Politica: amministratori locali lombardi scrivono ai loro vescovi. “Cristiani nelle istituzioni, esperienza di solitudine”. Fede e bene comune

“Siamo cristiani cattolici impegnati in politica, e, dopo aver letto la vostra lettera in vista delle elezioni europee, abbiamo pensato potesse essere fruttuoso condividere con voi la nostra esperienza, che riteniamo possa aiutare a indicare una strada possibile e interessante nel rapporto fra cristiani e politica, frutto della passione al servizio che ci anima”. Comincia con queste parole una lettera aperta, inviata ai 10 vescovi titolari delle diocesi lombarde e firmata da dieci persone impegnate nelle istituzioni politiche lombarde appartenenti a tre diverse forze politiche: Lega, Partito democratico e Italia Viva. La missiva “trasversale”, afferma: “Siamo tutti figli della santa Chiesa e militiamo in partiti politici diversi, siamo maggioranza e opposizione nei consigli comunali e municipali, ma tendiamo insieme a costruire il bene delle nostre comunità con i nostri tentativi imperfetti. Un’esperienza di vera pace in politica che noi sperimentiamo e che sarebbe bello poter far conoscere a tutti”.
“Abbiamo letto con interesse l’appello promosso dalla Conferenza episcopale lombardia in cui, ancora una volta, viene affermata l’esigenza di un’assunzione di responsabilità da parte dei cristiani e delle persone serie, capaci, oneste in politica, definita come particolarmente urgente in questo tempo. Per noi, già impegnati nelle istituzioni, è un invito in cui risuona vibrante il senso della nostra vocazione alla politica come servizio alle comunità di cui facciamo parte, una vocazione indissolubilmente radicata nel percorso di fede che ciascuno di noi compie nelle parrocchie e nelle associazioni e movimenti che animano la vita religiosa della diocesi”.
“In ragione dello spirito di comunione che ci anima saremmo lieti se la nostra esperienza potesse aiutare la Chiesa di cui facciamo parte a fare un ulteriore passo in avanti per far sì che ci siano sempre più persone pronte a rispondere alla chiamata vocazionale nella forma più alta di carità”.
Aggiungono: “Vorremmo portare alla vostra attenzione che la nostra è una esperienza, spesso, di sofferta solitudine e complicata incomprensione, proprio in ragione di questa emarginazione, che inizia fin dalla campagna elettorale. Per questi motivi chiediamo che le parrocchie possano essere utilizzate per confronti fra candidate e candidati alle elezioni europee che si rifacciano a uno stile di vita cristiano, dando loro la possibilità di poter dialogare negli spazi delle nostre comunità e di vivere a pieno la loro vocazione nell’alveo che dovrebbe essere naturale”.
I firmatari sono: Lorenzo Bruschi, Mario Esposito, Deborah Giovanati, Enza Scerbo, Stefano Indovino, Valerio Pedroni, Laura Plebani, Federico Rossi, Vittorio Tripicchio, Beatrice Uguccioni.

COMPITO DA SVOLGERE. Nell'articolo sulla lettera ai vescovi lombardi, riscrivi il tratto da "I firmatari sono: Lorenzo" a "Tripicchio, Beatrice Uguccioni." mettendo "Vittorio Tripiccio" al posto di "Vittorio Tripicchio".

Dati di previsione dei riquadri di delimitazione.
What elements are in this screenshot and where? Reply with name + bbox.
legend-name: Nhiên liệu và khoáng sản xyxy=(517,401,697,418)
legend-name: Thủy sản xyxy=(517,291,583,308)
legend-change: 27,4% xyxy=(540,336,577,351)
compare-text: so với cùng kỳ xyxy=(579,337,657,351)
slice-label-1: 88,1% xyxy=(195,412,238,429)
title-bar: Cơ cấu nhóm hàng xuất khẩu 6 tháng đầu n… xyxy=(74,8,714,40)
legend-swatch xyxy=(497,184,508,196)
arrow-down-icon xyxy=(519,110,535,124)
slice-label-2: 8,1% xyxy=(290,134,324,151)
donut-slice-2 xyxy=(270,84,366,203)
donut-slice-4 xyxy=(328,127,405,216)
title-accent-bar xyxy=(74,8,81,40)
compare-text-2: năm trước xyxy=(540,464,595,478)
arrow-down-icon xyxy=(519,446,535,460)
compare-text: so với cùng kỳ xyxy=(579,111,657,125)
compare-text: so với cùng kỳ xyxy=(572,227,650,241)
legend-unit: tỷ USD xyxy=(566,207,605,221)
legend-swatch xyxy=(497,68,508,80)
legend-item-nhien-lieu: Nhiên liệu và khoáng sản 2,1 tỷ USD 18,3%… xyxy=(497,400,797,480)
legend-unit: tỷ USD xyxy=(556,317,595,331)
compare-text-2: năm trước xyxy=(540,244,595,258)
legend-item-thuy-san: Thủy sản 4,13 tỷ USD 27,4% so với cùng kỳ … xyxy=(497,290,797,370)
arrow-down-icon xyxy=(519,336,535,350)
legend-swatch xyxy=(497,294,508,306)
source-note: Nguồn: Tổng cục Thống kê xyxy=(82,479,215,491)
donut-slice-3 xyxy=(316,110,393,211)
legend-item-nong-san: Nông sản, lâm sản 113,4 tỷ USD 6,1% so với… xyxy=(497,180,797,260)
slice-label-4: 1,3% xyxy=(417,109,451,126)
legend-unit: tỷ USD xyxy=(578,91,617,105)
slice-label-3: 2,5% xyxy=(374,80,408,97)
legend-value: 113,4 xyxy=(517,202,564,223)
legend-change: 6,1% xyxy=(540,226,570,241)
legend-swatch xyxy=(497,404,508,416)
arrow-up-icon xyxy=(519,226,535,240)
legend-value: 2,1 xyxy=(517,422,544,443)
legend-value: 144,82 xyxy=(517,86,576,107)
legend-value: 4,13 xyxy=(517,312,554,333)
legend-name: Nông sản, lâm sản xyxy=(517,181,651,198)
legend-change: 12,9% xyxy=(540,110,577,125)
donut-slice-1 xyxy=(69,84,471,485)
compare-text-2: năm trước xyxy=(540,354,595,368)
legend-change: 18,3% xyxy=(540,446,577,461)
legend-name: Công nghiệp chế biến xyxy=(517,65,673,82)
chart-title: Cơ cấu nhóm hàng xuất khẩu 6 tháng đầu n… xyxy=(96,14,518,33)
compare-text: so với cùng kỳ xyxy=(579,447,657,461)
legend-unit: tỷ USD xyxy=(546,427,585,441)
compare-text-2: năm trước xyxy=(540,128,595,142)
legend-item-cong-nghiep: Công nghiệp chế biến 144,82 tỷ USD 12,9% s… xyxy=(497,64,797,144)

RISULTATO.
I firmatari sono: Lorenzo Bruschi, Mario Esposito, Deborah Giovanati, Enza Scerbo, Stefano Indovino, Valerio Pedroni, Laura Plebani, Federico Rossi, Vittorio Tripiccio, Beatrice Uguccioni.